#### [Information supplied]

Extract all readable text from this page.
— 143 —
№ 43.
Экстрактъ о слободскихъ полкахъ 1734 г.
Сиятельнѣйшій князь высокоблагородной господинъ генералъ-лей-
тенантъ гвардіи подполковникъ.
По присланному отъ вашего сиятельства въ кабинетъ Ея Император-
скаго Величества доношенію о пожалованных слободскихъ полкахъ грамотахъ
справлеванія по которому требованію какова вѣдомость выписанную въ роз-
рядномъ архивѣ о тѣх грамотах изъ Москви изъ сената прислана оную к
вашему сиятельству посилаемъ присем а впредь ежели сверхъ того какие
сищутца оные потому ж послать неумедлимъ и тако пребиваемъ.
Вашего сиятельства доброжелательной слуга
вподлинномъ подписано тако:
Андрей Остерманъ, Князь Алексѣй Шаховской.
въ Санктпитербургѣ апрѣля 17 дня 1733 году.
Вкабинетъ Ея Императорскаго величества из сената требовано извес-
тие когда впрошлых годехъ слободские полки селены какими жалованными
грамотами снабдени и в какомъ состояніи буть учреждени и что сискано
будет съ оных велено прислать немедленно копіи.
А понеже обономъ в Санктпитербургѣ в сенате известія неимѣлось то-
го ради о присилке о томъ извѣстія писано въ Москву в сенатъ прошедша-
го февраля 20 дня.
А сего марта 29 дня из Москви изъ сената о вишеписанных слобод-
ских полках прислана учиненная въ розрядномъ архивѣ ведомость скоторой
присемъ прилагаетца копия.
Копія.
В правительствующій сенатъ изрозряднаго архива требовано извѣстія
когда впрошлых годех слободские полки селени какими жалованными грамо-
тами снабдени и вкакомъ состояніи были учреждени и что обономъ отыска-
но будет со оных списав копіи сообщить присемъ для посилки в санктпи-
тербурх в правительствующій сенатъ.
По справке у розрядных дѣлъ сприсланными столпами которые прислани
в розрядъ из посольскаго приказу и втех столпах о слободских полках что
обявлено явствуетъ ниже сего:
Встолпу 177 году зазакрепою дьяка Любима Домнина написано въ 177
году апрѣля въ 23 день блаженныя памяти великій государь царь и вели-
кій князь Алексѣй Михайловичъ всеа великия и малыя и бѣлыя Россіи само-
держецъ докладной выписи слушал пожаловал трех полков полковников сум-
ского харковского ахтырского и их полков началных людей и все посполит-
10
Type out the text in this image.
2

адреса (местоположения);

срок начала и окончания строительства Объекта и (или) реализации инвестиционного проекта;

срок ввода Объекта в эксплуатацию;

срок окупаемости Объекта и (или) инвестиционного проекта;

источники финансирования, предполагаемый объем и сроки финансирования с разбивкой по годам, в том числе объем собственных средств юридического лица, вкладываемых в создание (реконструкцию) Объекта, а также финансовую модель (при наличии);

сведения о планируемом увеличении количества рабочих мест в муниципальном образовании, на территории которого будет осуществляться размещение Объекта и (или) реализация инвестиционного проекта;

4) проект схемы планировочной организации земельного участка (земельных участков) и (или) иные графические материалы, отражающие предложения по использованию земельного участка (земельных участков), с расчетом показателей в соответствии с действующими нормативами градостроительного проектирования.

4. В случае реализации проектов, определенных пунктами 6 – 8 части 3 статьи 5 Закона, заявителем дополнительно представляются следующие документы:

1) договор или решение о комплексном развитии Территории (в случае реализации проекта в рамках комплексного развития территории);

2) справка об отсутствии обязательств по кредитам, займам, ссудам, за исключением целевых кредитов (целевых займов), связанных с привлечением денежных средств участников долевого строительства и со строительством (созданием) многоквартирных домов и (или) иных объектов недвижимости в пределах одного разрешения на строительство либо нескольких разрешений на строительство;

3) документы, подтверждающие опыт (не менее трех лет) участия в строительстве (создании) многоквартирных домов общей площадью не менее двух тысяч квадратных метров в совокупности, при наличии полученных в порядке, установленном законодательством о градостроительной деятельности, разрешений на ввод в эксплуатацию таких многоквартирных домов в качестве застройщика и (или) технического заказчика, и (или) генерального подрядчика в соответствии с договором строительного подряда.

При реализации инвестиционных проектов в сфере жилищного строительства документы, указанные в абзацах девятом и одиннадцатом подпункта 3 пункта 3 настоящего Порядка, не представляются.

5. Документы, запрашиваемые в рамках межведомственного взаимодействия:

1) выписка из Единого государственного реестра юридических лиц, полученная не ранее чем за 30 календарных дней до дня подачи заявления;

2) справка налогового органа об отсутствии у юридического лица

#### [Problem to solve]
Return each line in the records that holds the string "сената".

#### [Response to this task]
рядномъ архивѣ о тѣх грамотах изъ Москви изъ сената прислана оную к
Вкабинетъ Ея Императорскаго величества из сената требовано извес-
А сего марта 29 дня из Москви изъ сената о вишеписанных слобод-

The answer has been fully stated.